== DATASET ROWS ==

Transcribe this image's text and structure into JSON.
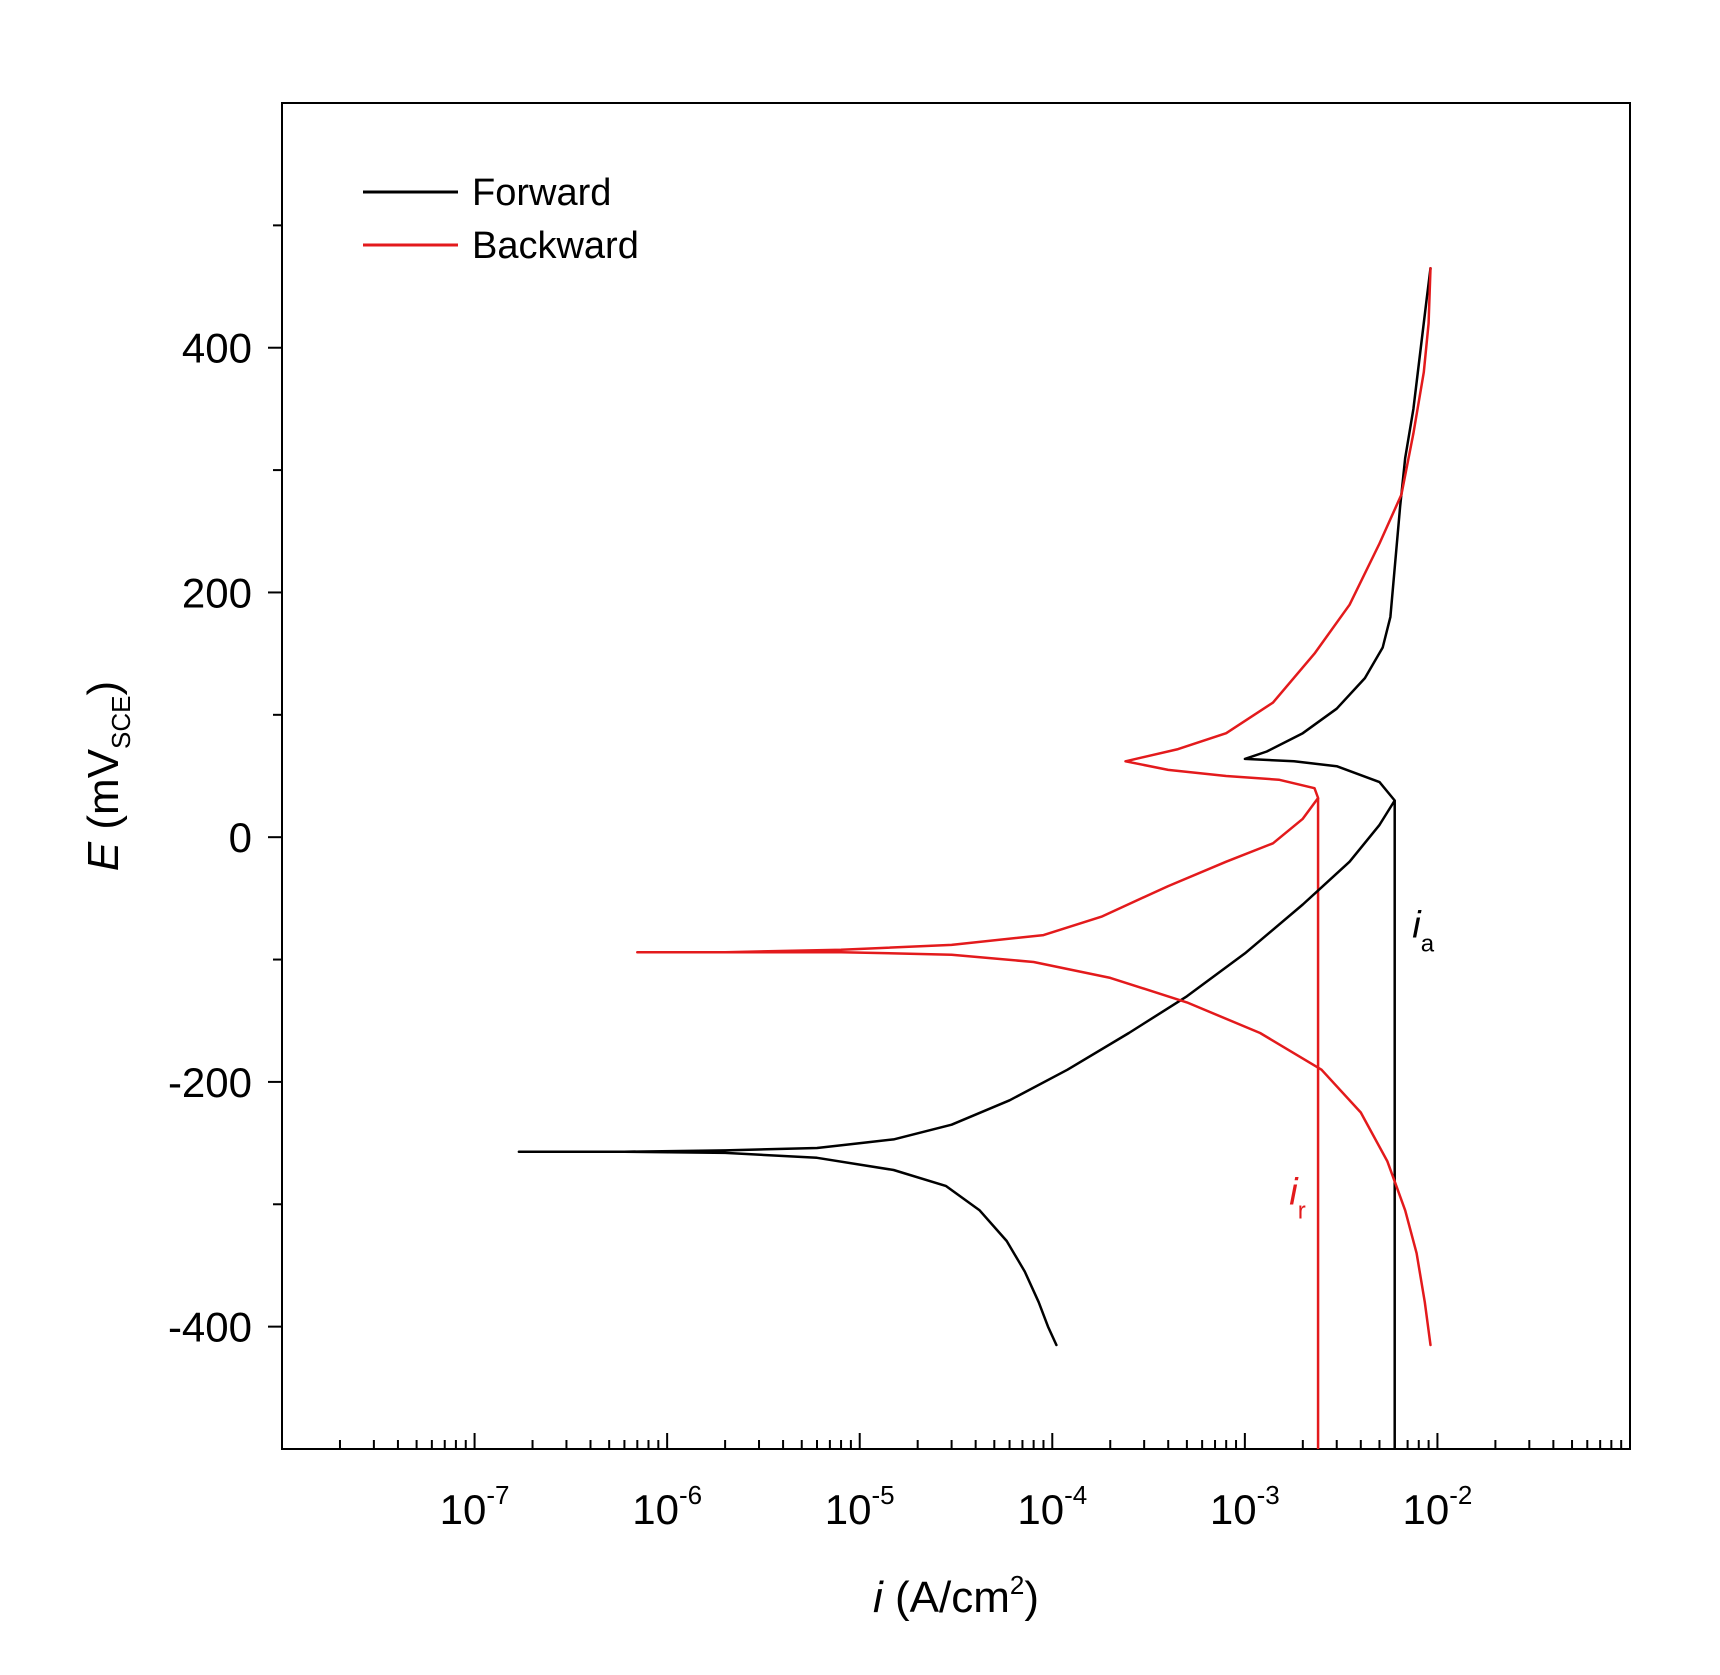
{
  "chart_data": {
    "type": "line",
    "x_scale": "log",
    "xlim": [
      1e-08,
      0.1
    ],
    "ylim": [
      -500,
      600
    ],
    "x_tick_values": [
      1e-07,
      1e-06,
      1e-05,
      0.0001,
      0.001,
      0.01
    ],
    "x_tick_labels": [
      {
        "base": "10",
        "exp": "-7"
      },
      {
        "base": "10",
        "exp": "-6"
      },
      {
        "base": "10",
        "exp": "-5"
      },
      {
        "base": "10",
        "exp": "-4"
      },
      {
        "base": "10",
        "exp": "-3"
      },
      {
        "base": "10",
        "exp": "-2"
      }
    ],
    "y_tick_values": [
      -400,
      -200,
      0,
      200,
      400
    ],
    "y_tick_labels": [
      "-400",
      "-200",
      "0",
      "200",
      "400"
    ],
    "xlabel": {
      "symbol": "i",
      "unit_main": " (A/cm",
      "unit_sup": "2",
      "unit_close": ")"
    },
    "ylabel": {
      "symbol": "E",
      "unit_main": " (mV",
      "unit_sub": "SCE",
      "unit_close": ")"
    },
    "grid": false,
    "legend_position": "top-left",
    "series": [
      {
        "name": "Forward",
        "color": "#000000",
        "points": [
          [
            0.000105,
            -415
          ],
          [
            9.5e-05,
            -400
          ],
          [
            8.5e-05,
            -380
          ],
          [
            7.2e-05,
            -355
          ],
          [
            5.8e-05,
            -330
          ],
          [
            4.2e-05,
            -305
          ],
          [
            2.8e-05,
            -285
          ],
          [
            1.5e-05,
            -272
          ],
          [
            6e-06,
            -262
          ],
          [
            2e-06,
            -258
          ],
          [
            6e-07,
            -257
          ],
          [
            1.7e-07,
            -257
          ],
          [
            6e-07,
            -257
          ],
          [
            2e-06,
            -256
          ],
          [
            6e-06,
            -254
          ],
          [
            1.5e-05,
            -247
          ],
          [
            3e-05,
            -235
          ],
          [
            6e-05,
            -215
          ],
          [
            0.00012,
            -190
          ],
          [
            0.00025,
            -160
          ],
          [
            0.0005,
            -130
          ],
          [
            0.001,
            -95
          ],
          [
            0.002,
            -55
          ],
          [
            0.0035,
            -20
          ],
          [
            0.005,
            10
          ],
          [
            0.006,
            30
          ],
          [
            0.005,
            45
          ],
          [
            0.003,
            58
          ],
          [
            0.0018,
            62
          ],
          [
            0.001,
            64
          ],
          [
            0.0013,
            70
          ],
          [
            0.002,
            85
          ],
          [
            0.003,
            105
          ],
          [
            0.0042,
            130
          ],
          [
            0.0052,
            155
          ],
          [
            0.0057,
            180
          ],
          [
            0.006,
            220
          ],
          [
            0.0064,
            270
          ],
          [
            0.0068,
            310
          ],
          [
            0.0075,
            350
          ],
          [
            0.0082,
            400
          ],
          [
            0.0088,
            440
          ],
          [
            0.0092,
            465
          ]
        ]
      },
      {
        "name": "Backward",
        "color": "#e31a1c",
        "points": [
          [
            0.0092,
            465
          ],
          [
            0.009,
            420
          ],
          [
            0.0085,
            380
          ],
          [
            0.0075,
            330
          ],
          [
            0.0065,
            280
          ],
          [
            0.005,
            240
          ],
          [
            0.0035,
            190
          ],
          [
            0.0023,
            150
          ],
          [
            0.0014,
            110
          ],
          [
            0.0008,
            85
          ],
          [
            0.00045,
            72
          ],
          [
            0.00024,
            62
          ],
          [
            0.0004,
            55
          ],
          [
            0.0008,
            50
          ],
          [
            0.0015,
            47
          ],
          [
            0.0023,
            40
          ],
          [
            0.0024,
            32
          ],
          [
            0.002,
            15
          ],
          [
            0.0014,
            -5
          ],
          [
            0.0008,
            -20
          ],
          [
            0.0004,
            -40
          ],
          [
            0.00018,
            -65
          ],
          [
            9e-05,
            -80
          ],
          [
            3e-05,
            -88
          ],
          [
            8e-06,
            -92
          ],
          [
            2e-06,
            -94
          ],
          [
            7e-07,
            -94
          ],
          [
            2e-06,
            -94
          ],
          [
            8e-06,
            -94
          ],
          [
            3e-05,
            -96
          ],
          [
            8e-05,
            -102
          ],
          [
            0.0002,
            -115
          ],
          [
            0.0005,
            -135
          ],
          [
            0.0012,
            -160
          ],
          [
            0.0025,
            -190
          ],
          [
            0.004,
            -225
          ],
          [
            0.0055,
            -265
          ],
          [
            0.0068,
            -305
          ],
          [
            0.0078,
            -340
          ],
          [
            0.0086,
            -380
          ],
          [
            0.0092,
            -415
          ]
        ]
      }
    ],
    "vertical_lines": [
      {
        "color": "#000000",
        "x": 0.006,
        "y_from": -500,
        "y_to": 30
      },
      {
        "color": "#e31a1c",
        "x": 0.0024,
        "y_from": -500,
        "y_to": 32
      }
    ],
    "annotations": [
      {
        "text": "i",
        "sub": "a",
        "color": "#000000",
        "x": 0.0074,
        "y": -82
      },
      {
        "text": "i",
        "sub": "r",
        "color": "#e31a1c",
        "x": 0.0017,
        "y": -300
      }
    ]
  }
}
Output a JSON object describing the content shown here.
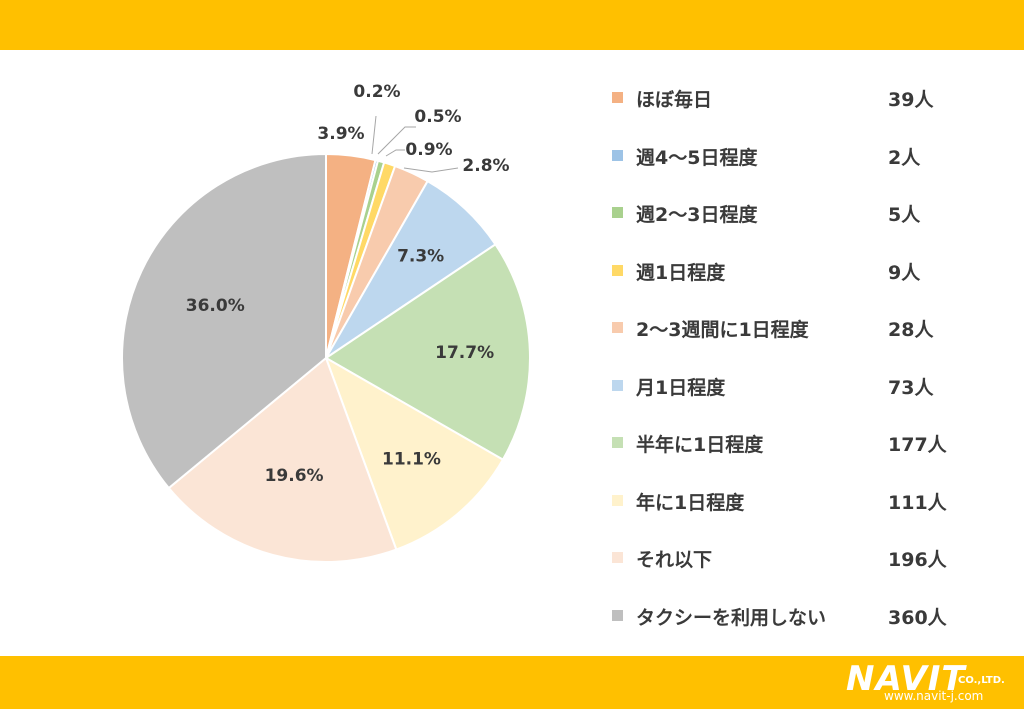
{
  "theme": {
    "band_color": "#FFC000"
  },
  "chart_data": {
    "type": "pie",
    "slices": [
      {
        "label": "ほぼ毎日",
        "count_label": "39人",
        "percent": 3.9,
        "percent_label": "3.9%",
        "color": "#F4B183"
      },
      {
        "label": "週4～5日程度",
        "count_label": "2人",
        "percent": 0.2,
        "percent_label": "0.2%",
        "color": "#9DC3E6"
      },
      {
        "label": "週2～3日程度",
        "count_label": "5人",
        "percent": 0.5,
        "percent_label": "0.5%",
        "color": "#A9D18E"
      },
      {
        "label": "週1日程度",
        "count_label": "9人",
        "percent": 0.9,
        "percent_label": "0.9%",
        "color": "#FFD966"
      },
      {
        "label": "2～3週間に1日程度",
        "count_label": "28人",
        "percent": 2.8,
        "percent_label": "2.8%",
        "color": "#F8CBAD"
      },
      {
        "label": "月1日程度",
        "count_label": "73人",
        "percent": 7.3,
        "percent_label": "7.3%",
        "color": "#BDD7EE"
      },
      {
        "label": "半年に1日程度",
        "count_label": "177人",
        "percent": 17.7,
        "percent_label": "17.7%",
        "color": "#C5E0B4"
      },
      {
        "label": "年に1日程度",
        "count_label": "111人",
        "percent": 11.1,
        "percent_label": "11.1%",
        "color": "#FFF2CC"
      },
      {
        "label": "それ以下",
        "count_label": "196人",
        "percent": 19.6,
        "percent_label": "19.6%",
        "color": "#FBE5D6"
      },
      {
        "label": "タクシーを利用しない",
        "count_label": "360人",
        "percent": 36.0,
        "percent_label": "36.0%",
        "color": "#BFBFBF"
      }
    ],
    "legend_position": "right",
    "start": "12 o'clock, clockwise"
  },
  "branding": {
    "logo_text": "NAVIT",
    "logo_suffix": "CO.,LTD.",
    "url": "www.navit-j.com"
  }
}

===

**WHAT THE TASK ASKS**
Extract the full listing above verbatim; pictures are to be left out of the copy.

**SOLUTION TO THE EXERCISE**
Transcribe this image's text and structure into JSON.
{
  "chart_data": {
    "type": "line",
    "x_scale": "log",
    "xlim": [
      1e-08,
      0.1
    ],
    "ylim": [
      -500,
      600
    ],
    "x_tick_values": [
      1e-07,
      1e-06,
      1e-05,
      0.0001,
      0.001,
      0.01
    ],
    "x_tick_labels": [
      {
        "base": "10",
        "exp": "-7"
      },
      {
        "base": "10",
        "exp": "-6"
      },
      {
        "base": "10",
        "exp": "-5"
      },
      {
        "base": "10",
        "exp": "-4"
      },
      {
        "base": "10",
        "exp": "-3"
      },
      {
        "base": "10",
        "exp": "-2"
      }
    ],
    "y_tick_values": [
      -400,
      -200,
      0,
      200,
      400
    ],
    "y_tick_labels": [
      "-400",
      "-200",
      "0",
      "200",
      "400"
    ],
    "xlabel": {
      "symbol": "i",
      "unit_main": " (A/cm",
      "unit_sup": "2",
      "unit_close": ")"
    },
    "ylabel": {
      "symbol": "E",
      "unit_main": " (mV",
      "unit_sub": "SCE",
      "unit_close": ")"
    },
    "grid": false,
    "legend_position": "top-left",
    "series": [
      {
        "name": "Forward",
        "color": "#000000",
        "points": [
          [
            0.000105,
            -415
          ],
          [
            9.5e-05,
            -400
          ],
          [
            8.5e-05,
            -380
          ],
          [
            7.2e-05,
            -355
          ],
          [
            5.8e-05,
            -330
          ],
          [
            4.2e-05,
            -305
          ],
          [
            2.8e-05,
            -285
          ],
          [
            1.5e-05,
            -272
          ],
          [
            6e-06,
            -262
          ],
          [
            2e-06,
            -258
          ],
          [
            6e-07,
            -257
          ],
          [
            1.7e-07,
            -257
          ],
          [
            6e-07,
            -257
          ],
          [
            2e-06,
            -256
          ],
          [
            6e-06,
            -254
          ],
          [
            1.5e-05,
            -247
          ],
          [
            3e-05,
            -235
          ],
          [
            6e-05,
            -215
          ],
          [
            0.00012,
            -190
          ],
          [
            0.00025,
            -160
          ],
          [
            0.0005,
            -130
          ],
          [
            0.001,
            -95
          ],
          [
            0.002,
            -55
          ],
          [
            0.0035,
            -20
          ],
          [
            0.005,
            10
          ],
          [
            0.006,
            30
          ],
          [
            0.005,
            45
          ],
          [
            0.003,
            58
          ],
          [
            0.0018,
            62
          ],
          [
            0.001,
            64
          ],
          [
            0.0013,
            70
          ],
          [
            0.002,
            85
          ],
          [
            0.003,
            105
          ],
          [
            0.0042,
            130
          ],
          [
            0.0052,
            155
          ],
          [
            0.0057,
            180
          ],
          [
            0.006,
            220
          ],
          [
            0.0064,
            270
          ],
          [
            0.0068,
            310
          ],
          [
            0.0075,
            350
          ],
          [
            0.0082,
            400
          ],
          [
            0.0088,
            440
          ],
          [
            0.0092,
            465
          ]
        ]
      },
      {
        "name": "Backward",
        "color": "#e31a1c",
        "points": [
          [
            0.0092,
            465
          ],
          [
            0.009,
            420
          ],
          [
            0.0085,
            380
          ],
          [
            0.0075,
            330
          ],
          [
            0.0065,
            280
          ],
          [
            0.005,
            240
          ],
          [
            0.0035,
            190
          ],
          [
            0.0023,
            150
          ],
          [
            0.0014,
            110
          ],
          [
            0.0008,
            85
          ],
          [
            0.00045,
            72
          ],
          [
            0.00024,
            62
          ],
          [
            0.0004,
            55
          ],
          [
            0.0008,
            50
          ],
          [
            0.0015,
            47
          ],
          [
            0.0023,
            40
          ],
          [
            0.0024,
            32
          ],
          [
            0.002,
            15
          ],
          [
            0.0014,
            -5
          ],
          [
            0.0008,
            -20
          ],
          [
            0.0004,
            -40
          ],
          [
            0.00018,
            -65
          ],
          [
            9e-05,
            -80
          ],
          [
            3e-05,
            -88
          ],
          [
            8e-06,
            -92
          ],
          [
            2e-06,
            -94
          ],
          [
            7e-07,
            -94
          ],
          [
            2e-06,
            -94
          ],
          [
            8e-06,
            -94
          ],
          [
            3e-05,
            -96
          ],
          [
            8e-05,
            -102
          ],
          [
            0.0002,
            -115
          ],
          [
            0.0005,
            -135
          ],
          [
            0.0012,
            -160
          ],
          [
            0.0025,
            -190
          ],
          [
            0.004,
            -225
          ],
          [
            0.0055,
            -265
          ],
          [
            0.0068,
            -305
          ],
          [
            0.0078,
            -340
          ],
          [
            0.0086,
            -380
          ],
          [
            0.0092,
            -415
          ]
        ]
      }
    ],
    "vertical_lines": [
      {
        "color": "#000000",
        "x": 0.006,
        "y_from": -500,
        "y_to": 30
      },
      {
        "color": "#e31a1c",
        "x": 0.0024,
        "y_from": -500,
        "y_to": 32
      }
    ],
    "annotations": [
      {
        "text": "i",
        "sub": "a",
        "color": "#000000",
        "x": 0.0074,
        "y": -82
      },
      {
        "text": "i",
        "sub": "r",
        "color": "#e31a1c",
        "x": 0.0017,
        "y": -300
      }
    ]
  }
}
Output a JSON object describing the content shown here.
{
  "theme": {
    "band_color": "#FFC000"
  },
  "chart_data": {
    "type": "pie",
    "slices": [
      {
        "label": "ほぼ毎日",
        "count_label": "39人",
        "percent": 3.9,
        "percent_label": "3.9%",
        "color": "#F4B183"
      },
      {
        "label": "週4～5日程度",
        "count_label": "2人",
        "percent": 0.2,
        "percent_label": "0.2%",
        "color": "#9DC3E6"
      },
      {
        "label": "週2～3日程度",
        "count_label": "5人",
        "percent": 0.5,
        "percent_label": "0.5%",
        "color": "#A9D18E"
      },
      {
        "label": "週1日程度",
        "count_label": "9人",
        "percent": 0.9,
        "percent_label": "0.9%",
        "color": "#FFD966"
      },
      {
        "label": "2～3週間に1日程度",
        "count_label": "28人",
        "percent": 2.8,
        "percent_label": "2.8%",
        "color": "#F8CBAD"
      },
      {
        "label": "月1日程度",
        "count_label": "73人",
        "percent": 7.3,
        "percent_label": "7.3%",
        "color": "#BDD7EE"
      },
      {
        "label": "半年に1日程度",
        "count_label": "177人",
        "percent": 17.7,
        "percent_label": "17.7%",
        "color": "#C5E0B4"
      },
      {
        "label": "年に1日程度",
        "count_label": "111人",
        "percent": 11.1,
        "percent_label": "11.1%",
        "color": "#FFF2CC"
      },
      {
        "label": "それ以下",
        "count_label": "196人",
        "percent": 19.6,
        "percent_label": "19.6%",
        "color": "#FBE5D6"
      },
      {
        "label": "タクシーを利用しない",
        "count_label": "360人",
        "percent": 36.0,
        "percent_label": "36.0%",
        "color": "#BFBFBF"
      }
    ],
    "legend_position": "right",
    "start": "12 o'clock, clockwise"
  },
  "branding": {
    "logo_text": "NAVIT",
    "logo_suffix": "CO.,LTD.",
    "url": "www.navit-j.com"
  }
}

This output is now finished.